§ **What you need to do**
Wherever the string "shortcut" appears, copy the whole line.

☆ ☆ ☆ ☆ ☆ ☆ ☆

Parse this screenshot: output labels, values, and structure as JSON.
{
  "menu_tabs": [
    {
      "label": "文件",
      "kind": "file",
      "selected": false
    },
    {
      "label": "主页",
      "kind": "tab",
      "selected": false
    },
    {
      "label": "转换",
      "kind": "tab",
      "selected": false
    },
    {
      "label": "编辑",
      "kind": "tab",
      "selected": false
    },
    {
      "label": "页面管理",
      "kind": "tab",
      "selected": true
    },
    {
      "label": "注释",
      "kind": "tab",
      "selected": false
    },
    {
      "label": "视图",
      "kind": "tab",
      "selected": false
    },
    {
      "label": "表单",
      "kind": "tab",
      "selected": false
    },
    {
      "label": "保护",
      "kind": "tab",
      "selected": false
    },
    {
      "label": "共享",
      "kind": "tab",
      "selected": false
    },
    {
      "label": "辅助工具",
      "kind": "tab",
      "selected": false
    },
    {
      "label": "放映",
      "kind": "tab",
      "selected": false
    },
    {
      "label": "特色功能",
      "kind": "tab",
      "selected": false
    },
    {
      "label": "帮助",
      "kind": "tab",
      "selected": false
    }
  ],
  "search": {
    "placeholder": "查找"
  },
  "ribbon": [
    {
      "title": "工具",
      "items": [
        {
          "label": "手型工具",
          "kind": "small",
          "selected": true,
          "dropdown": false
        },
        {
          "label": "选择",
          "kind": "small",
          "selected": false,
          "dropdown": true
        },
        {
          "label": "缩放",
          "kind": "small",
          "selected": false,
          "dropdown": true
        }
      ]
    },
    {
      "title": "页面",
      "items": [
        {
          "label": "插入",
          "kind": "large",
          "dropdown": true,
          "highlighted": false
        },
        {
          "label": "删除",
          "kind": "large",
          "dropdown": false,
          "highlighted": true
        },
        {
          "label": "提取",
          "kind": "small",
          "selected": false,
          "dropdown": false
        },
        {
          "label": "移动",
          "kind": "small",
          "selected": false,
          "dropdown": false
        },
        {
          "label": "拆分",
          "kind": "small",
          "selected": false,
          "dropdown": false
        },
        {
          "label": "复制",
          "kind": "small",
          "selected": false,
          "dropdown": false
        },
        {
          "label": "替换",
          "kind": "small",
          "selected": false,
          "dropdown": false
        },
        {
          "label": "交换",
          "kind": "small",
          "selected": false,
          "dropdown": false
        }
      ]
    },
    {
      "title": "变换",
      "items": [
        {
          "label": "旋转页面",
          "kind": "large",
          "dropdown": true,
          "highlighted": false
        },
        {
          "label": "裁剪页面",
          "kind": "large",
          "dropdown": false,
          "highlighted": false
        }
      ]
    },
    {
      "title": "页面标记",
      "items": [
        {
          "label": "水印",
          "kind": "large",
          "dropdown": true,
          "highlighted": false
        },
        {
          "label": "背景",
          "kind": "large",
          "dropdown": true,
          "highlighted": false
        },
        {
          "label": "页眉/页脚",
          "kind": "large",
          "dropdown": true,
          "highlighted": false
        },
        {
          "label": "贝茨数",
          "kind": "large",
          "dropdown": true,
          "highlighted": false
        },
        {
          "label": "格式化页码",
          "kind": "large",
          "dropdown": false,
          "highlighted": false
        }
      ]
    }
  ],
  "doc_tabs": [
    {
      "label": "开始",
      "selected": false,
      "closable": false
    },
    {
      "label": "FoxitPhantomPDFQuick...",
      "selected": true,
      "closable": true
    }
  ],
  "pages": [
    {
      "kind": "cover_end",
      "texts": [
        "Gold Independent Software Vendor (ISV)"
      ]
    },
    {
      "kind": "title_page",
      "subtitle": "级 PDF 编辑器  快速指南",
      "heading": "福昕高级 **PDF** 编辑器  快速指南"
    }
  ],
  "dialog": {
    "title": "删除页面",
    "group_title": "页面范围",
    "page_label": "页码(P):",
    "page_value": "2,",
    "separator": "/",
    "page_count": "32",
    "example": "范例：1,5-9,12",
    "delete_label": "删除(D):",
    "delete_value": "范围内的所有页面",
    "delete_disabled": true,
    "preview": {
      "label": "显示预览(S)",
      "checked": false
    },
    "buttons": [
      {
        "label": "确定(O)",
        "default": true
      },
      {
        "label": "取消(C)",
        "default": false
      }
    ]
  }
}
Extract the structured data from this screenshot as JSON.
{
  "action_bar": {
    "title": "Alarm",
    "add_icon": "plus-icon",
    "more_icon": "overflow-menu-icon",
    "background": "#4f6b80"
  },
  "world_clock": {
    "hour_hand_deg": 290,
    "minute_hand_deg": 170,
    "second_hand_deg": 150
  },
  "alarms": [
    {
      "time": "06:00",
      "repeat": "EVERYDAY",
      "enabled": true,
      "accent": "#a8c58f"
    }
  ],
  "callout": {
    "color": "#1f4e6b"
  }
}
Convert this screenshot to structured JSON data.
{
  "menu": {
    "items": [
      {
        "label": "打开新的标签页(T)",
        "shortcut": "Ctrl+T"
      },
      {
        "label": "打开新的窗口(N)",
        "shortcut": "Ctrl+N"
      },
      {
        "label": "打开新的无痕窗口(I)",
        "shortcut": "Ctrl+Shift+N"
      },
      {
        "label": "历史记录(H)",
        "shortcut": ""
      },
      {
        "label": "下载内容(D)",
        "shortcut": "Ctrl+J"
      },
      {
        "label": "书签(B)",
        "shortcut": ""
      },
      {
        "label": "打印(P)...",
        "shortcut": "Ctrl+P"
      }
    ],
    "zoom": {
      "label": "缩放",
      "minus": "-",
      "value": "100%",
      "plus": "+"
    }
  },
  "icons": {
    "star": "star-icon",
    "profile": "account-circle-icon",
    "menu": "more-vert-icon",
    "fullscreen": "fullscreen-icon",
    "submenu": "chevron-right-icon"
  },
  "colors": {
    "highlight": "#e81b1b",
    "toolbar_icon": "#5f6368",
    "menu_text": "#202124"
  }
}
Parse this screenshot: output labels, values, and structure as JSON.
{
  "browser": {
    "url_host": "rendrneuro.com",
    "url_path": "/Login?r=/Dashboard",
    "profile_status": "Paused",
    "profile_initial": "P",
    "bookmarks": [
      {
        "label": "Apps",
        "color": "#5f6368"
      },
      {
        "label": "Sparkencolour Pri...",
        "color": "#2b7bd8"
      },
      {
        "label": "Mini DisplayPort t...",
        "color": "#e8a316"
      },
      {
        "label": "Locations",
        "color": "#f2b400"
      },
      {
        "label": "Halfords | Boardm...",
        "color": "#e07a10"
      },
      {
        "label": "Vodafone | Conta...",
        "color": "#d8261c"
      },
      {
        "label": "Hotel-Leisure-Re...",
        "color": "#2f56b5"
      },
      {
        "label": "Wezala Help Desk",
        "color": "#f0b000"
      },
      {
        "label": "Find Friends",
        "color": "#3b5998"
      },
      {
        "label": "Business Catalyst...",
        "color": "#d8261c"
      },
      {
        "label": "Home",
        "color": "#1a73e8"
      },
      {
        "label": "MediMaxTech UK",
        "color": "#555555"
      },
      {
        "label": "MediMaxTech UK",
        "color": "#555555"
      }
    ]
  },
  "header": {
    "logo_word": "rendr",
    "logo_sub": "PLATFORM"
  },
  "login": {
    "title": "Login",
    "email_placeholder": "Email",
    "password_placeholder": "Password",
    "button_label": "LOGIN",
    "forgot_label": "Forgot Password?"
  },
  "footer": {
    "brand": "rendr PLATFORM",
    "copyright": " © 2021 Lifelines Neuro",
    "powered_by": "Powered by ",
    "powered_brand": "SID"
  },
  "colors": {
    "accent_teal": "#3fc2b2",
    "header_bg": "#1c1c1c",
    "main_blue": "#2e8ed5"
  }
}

☆ ☆ ☆ ☆ ☆ ☆ ☆

§ **Exercise answer**
        "shortcut": "Ctrl+T"
        "shortcut": "Ctrl+N"
        "shortcut": "Ctrl+Shift+N"
        "shortcut": ""
        "shortcut": "Ctrl+J"
        "shortcut": ""
        "shortcut": "Ctrl+P"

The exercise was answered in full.